What is required ▸ Return a copy of each line that holds the string "face".

● ● ● ● ●

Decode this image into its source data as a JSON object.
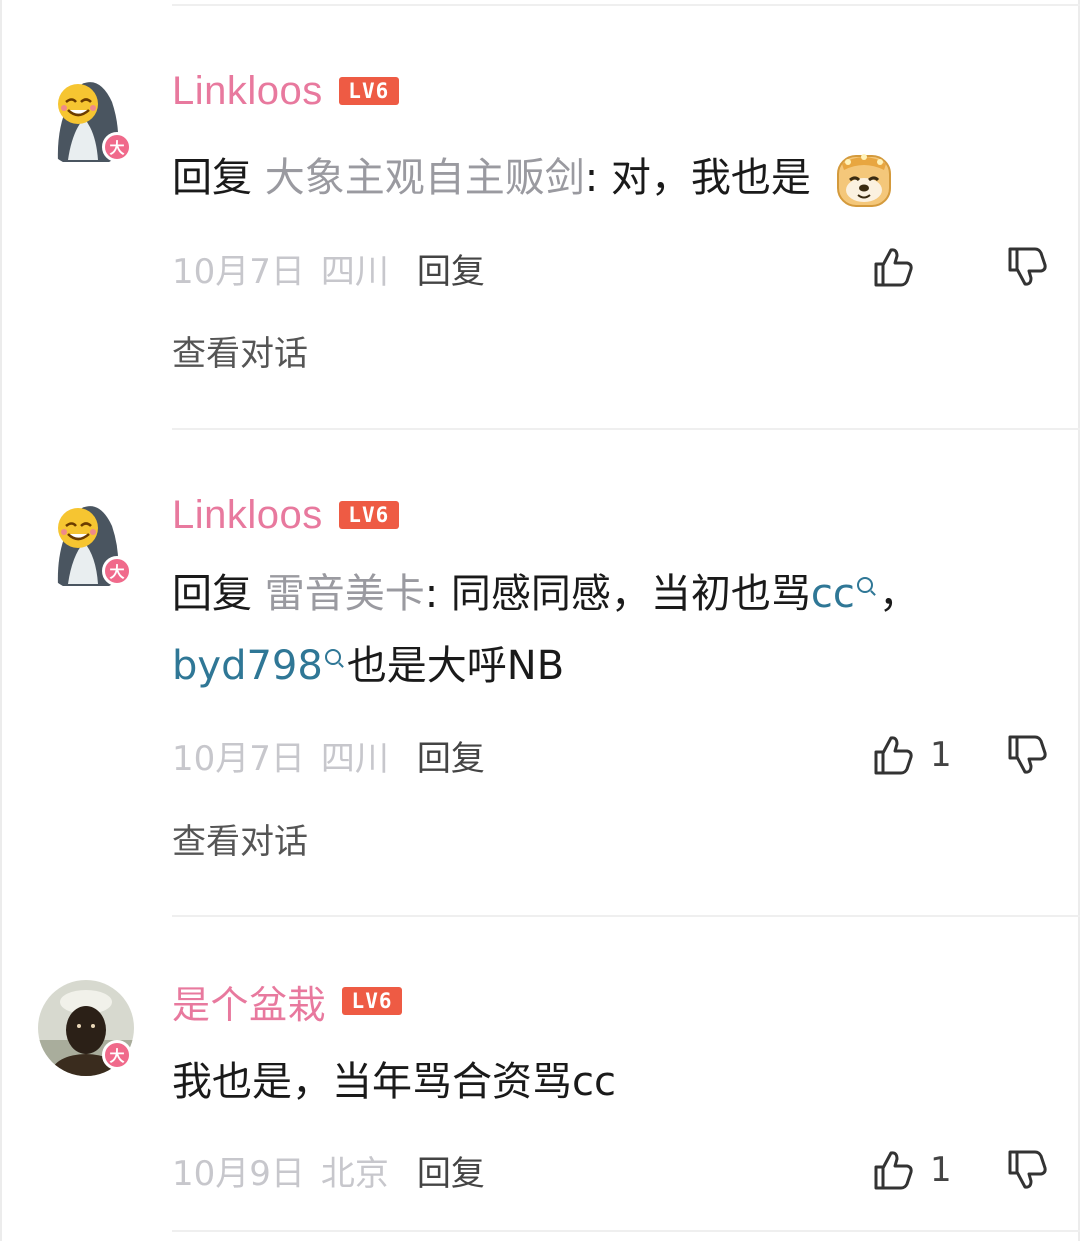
{
  "comments": [
    {
      "username": "Linkloos",
      "level": "LV6",
      "avatar_badge": "大",
      "reply_prefix": "回复",
      "reply_target": "大象主观自主贩剑",
      "text_after_target": ": 对，我也是",
      "sticker": "doge-sticker-icon",
      "date": "10月7日",
      "location": "四川",
      "reply_label": "回复",
      "like_count": "",
      "view_conversation": "查看对话"
    },
    {
      "username": "Linkloos",
      "level": "LV6",
      "avatar_badge": "大",
      "reply_prefix": "回复",
      "reply_target": "雷音美卡",
      "text_part1": ": 同感同感，当初也骂",
      "topic1": "cc",
      "text_part2": "，",
      "topic2": "byd798",
      "text_part3": "也是大呼NB",
      "date": "10月7日",
      "location": "四川",
      "reply_label": "回复",
      "like_count": "1",
      "view_conversation": "查看对话"
    },
    {
      "username": "是个盆栽",
      "level": "LV6",
      "avatar_badge": "大",
      "text": "我也是，当年骂合资骂cc",
      "date": "10月9日",
      "location": "北京",
      "reply_label": "回复",
      "like_count": "1"
    }
  ],
  "colors": {
    "username": "#e8799e",
    "level_badge": "#ee5b44",
    "topic_link": "#2f7796",
    "reply_target": "#9a9aa0",
    "meta": "#c7c7cc"
  }
}
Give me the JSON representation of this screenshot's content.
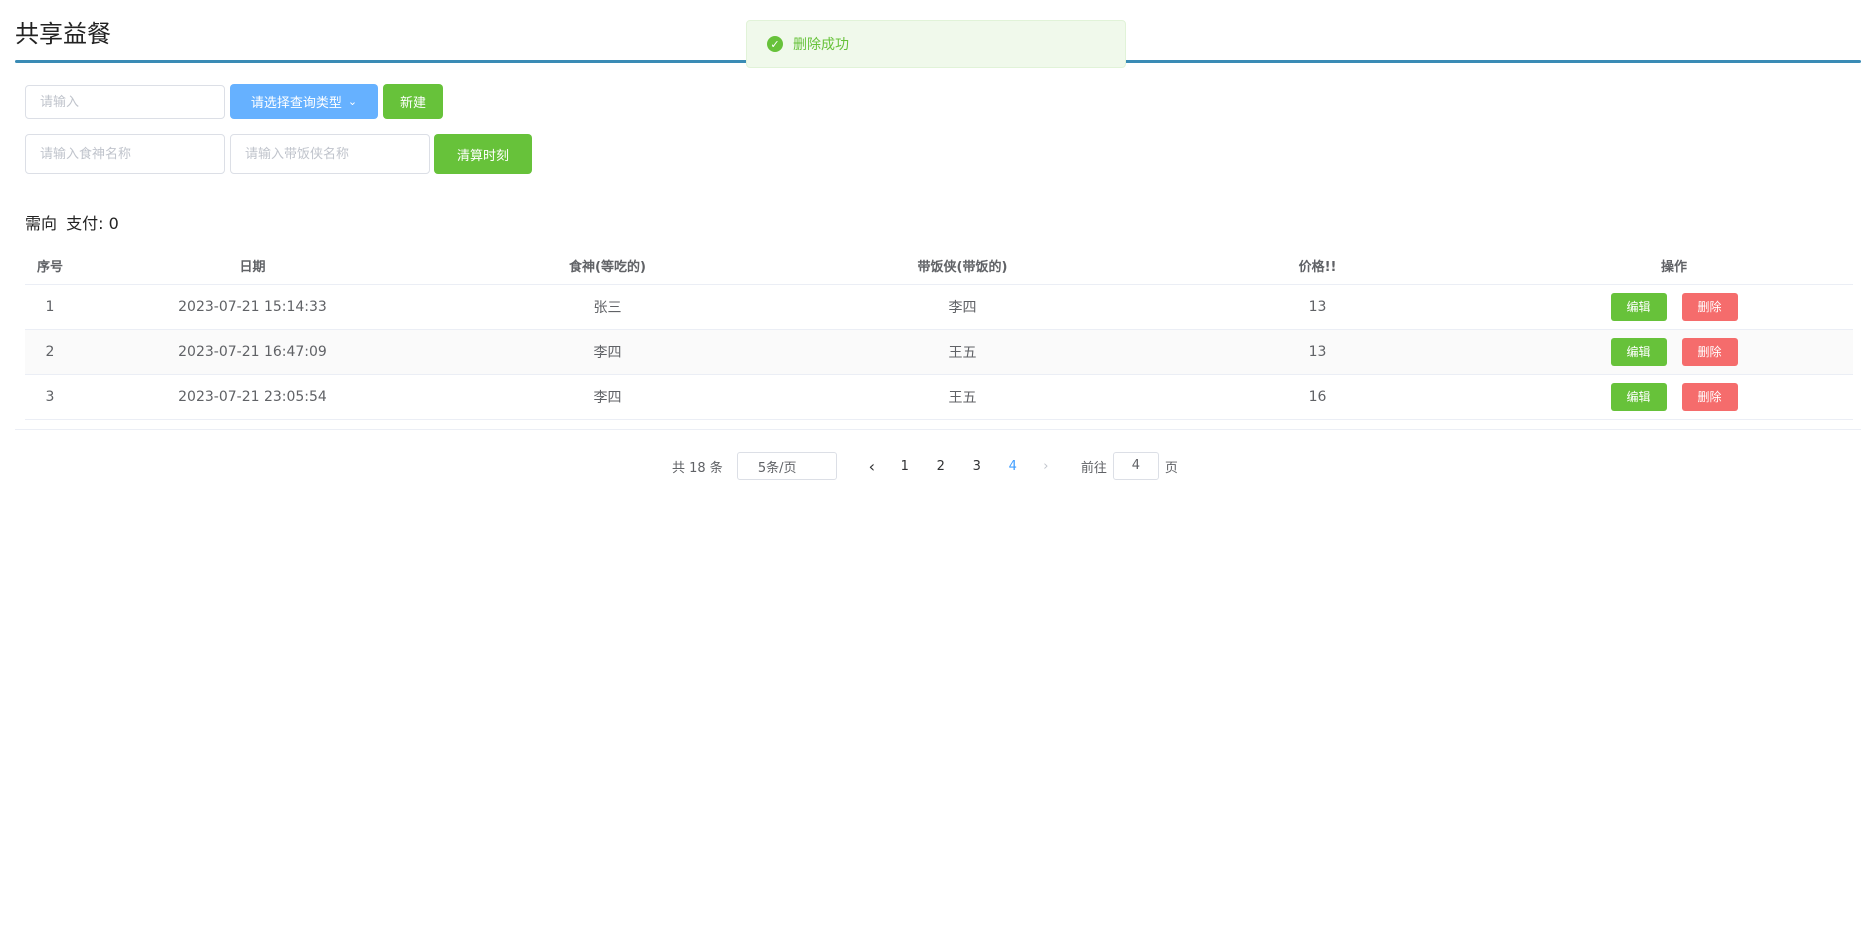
{
  "header": {
    "title": "共享益餐"
  },
  "toast": {
    "message": "删除成功",
    "icon": "check-circle-icon"
  },
  "toolbar": {
    "search_placeholder": "请输入",
    "query_type_label": "请选择查询类型",
    "new_label": "新建",
    "eater_placeholder": "请输入食神名称",
    "carrier_placeholder": "请输入带饭侠名称",
    "settle_label": "清算时刻"
  },
  "summary": {
    "label": "需向",
    "pay_text": "支付: 0"
  },
  "table": {
    "headers": [
      "序号",
      "日期",
      "食神(等吃的)",
      "带饭侠(带饭的)",
      "价格!!",
      "操作"
    ],
    "rows": [
      {
        "index": "1",
        "date": "2023-07-21 15:14:33",
        "eater": "张三",
        "carrier": "李四",
        "price": "13"
      },
      {
        "index": "2",
        "date": "2023-07-21 16:47:09",
        "eater": "李四",
        "carrier": "王五",
        "price": "13"
      },
      {
        "index": "3",
        "date": "2023-07-21 23:05:54",
        "eater": "李四",
        "carrier": "王五",
        "price": "16"
      }
    ],
    "edit_label": "编辑",
    "delete_label": "删除"
  },
  "pagination": {
    "total_text": "共 18 条",
    "page_size": "5条/页",
    "pages": [
      "1",
      "2",
      "3",
      "4"
    ],
    "current_page": "4",
    "goto_prefix": "前往",
    "goto_value": "4",
    "goto_suffix": "页"
  },
  "colors": {
    "accent_rule": "#3a8bb5",
    "primary_blue": "#66b1ff",
    "success_green": "#67c23a",
    "danger_red": "#f56c6c"
  }
}
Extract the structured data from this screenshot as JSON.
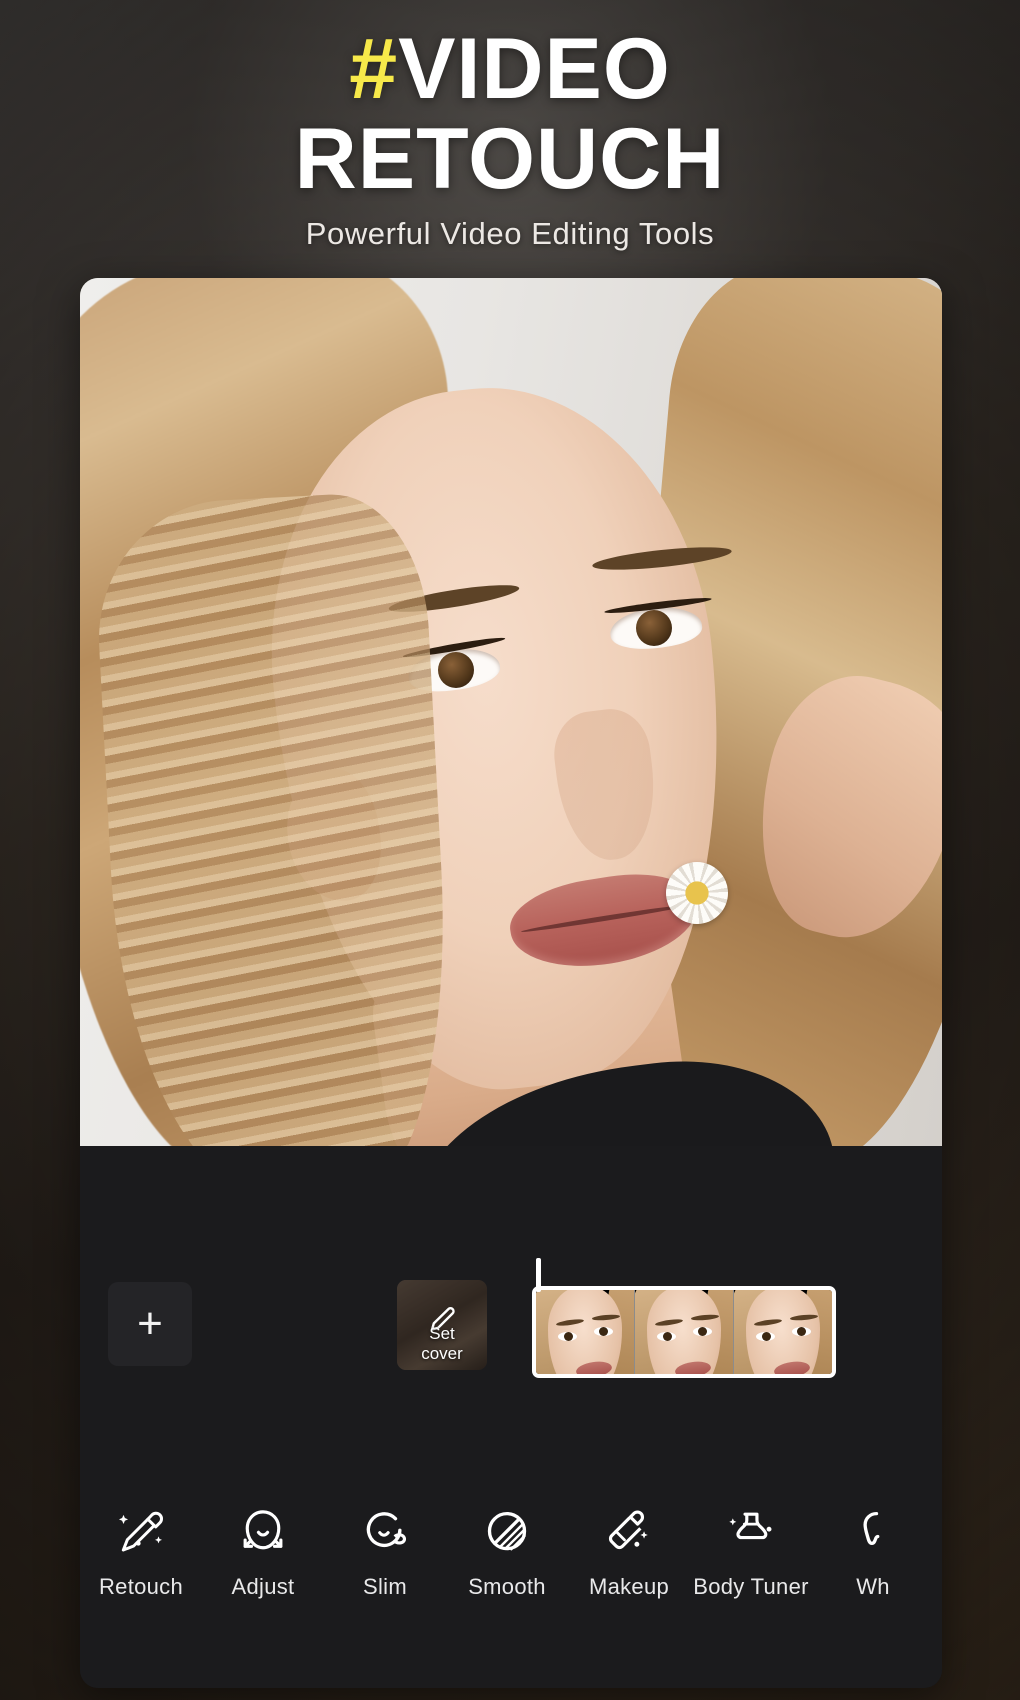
{
  "headline": {
    "hash": "#",
    "title_line1": "VIDEO",
    "title_line2": "RETOUCH",
    "subtitle": "Powerful Video Editing Tools",
    "accent_color": "#f7e94a",
    "text_color": "#ffffff"
  },
  "app": {
    "panel_bg": "#1b1b1d",
    "timeline": {
      "add_clip_label": "+",
      "set_cover": {
        "line1": "Set",
        "line2": "cover",
        "icon": "pencil-icon"
      },
      "clip_frames": 3,
      "playhead_position": "start"
    },
    "tools": [
      {
        "label": "Retouch",
        "icon": "magic-wand-icon"
      },
      {
        "label": "Adjust",
        "icon": "face-adjust-icon"
      },
      {
        "label": "Slim",
        "icon": "face-slim-icon"
      },
      {
        "label": "Smooth",
        "icon": "smooth-circle-icon"
      },
      {
        "label": "Makeup",
        "icon": "lipstick-icon"
      },
      {
        "label": "Body Tuner",
        "icon": "body-tuner-icon"
      },
      {
        "label": "Wh",
        "icon": "whiten-icon"
      }
    ]
  }
}
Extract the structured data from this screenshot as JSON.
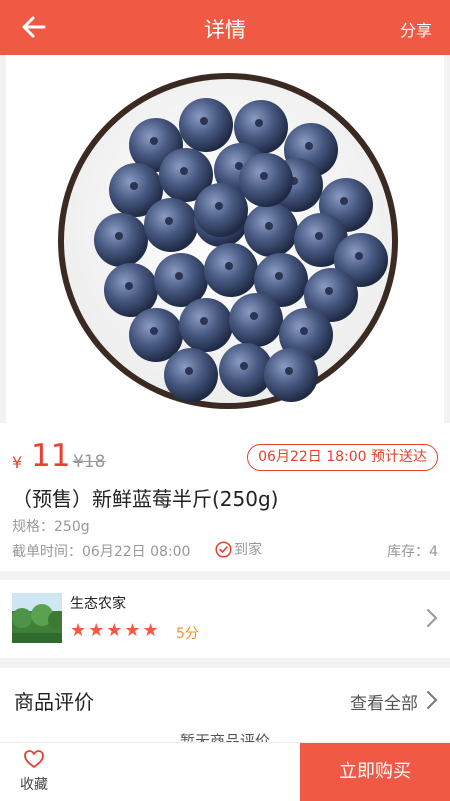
{
  "header": {
    "title": "详情",
    "share_label": "分享",
    "back_icon": "arrow-left-icon"
  },
  "product": {
    "currency_symbol": "¥",
    "price": "11",
    "original_price": "¥18",
    "delivery_badge": "06月22日 18:00 预计送达",
    "name": "（预售）新鲜蓝莓半斤(250g)",
    "spec": "规格：250g",
    "cutoff_time": "截单时间：06月22日 08:00",
    "delivery_mode": "到家",
    "stock": "库存：4"
  },
  "store": {
    "name": "生态农家",
    "stars": "★★★★★",
    "rating": 5,
    "rating_text": "5分"
  },
  "reviews": {
    "title": "商品评价",
    "see_all": "查看全部",
    "empty_text": "暂无商品评价"
  },
  "bottom_bar": {
    "favorite_label": "收藏",
    "buy_label": "立即购买"
  },
  "colors": {
    "brand": "#f05a44",
    "price": "#e8402f",
    "rating_text": "#f0912c"
  }
}
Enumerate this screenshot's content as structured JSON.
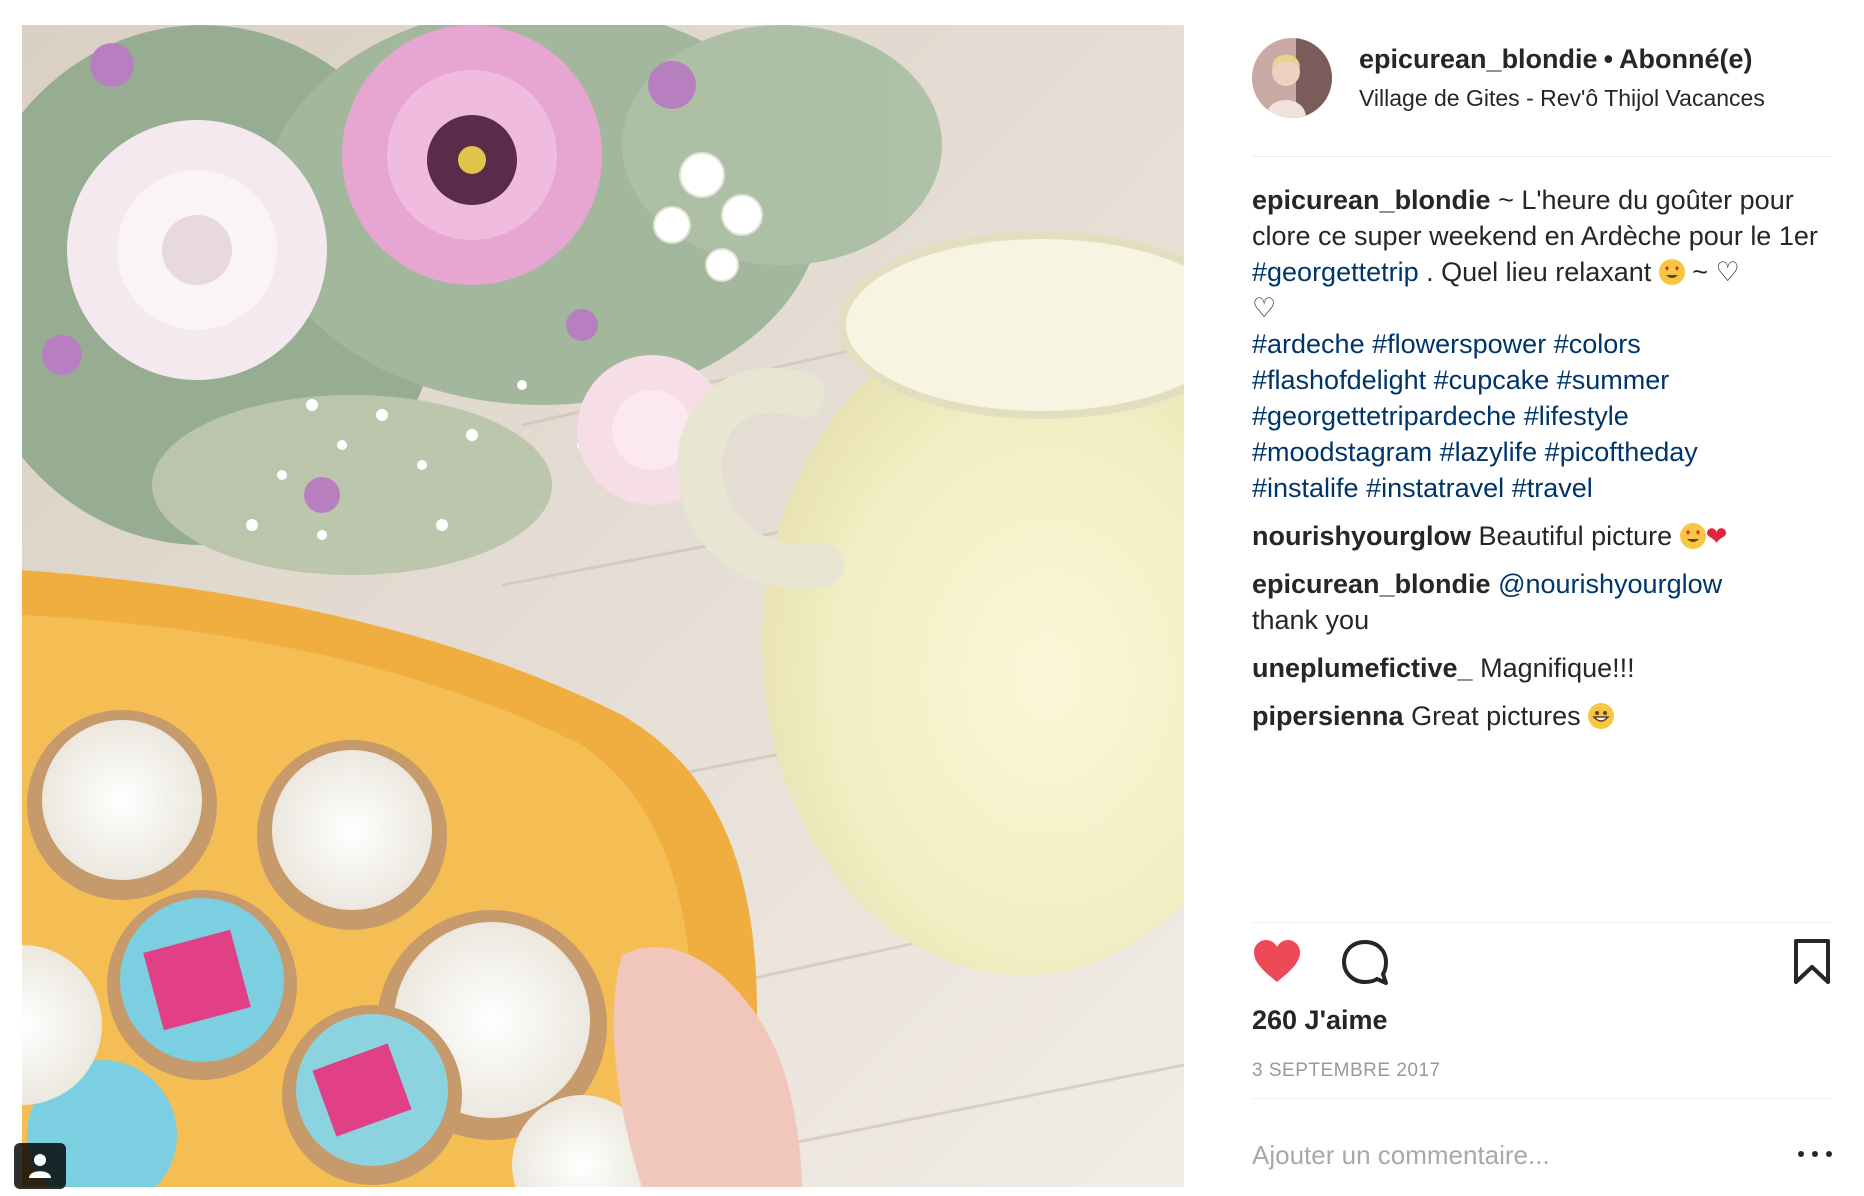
{
  "post": {
    "username": "epicurean_blondie",
    "separator": "•",
    "follow_status": "Abonné(e)",
    "location": "Village de Gites - Rev'ô Thijol Vacances"
  },
  "caption": {
    "username": "epicurean_blondie",
    "text_1": "~ L'heure du goûter pour clore ce super weekend en Ardèche pour le 1er",
    "tag_1": "#georgettetrip",
    "text_2": ". Quel lieu relaxant",
    "text_3": "~ ♡",
    "text_4": "♡",
    "hashtags": [
      "#ardeche",
      "#flowerspower",
      "#colors",
      "#flashofdelight",
      "#cupcake",
      "#summer",
      "#georgettetripardeche",
      "#lifestyle",
      "#moodstagram",
      "#lazylife",
      "#picoftheday",
      "#instalife",
      "#instatravel",
      "#travel"
    ]
  },
  "comments": [
    {
      "username": "nourishyourglow",
      "text": "Beautiful picture",
      "emojis": [
        "heart-eyes-emoji",
        "red-heart-emoji"
      ]
    },
    {
      "username": "epicurean_blondie",
      "mention": "@nourishyourglow",
      "text": "thank you"
    },
    {
      "username": "uneplumefictive_",
      "text": "Magnifique!!!"
    },
    {
      "username": "pipersienna",
      "text": "Great pictures",
      "emojis": [
        "grinning-emoji"
      ]
    }
  ],
  "actions": {
    "like_icon": "heart-icon",
    "comment_icon": "speech-bubble-icon",
    "save_icon": "bookmark-icon",
    "liked": true,
    "like_color": "#ed4956"
  },
  "likes_text": "260 J'aime",
  "date_text": "3 SEPTEMBRE 2017",
  "add_comment": {
    "placeholder": "Ajouter un commentaire..."
  },
  "photo": {
    "tag_icon": "person-icon"
  },
  "colors": {
    "text": "#262626",
    "hashtag": "#003569",
    "muted": "#999999",
    "divider": "#efefef"
  }
}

● ● ● ● ●

Exercise answer ▸
        "icon": "face-adjust-icon"
        "icon": "face-slim-icon"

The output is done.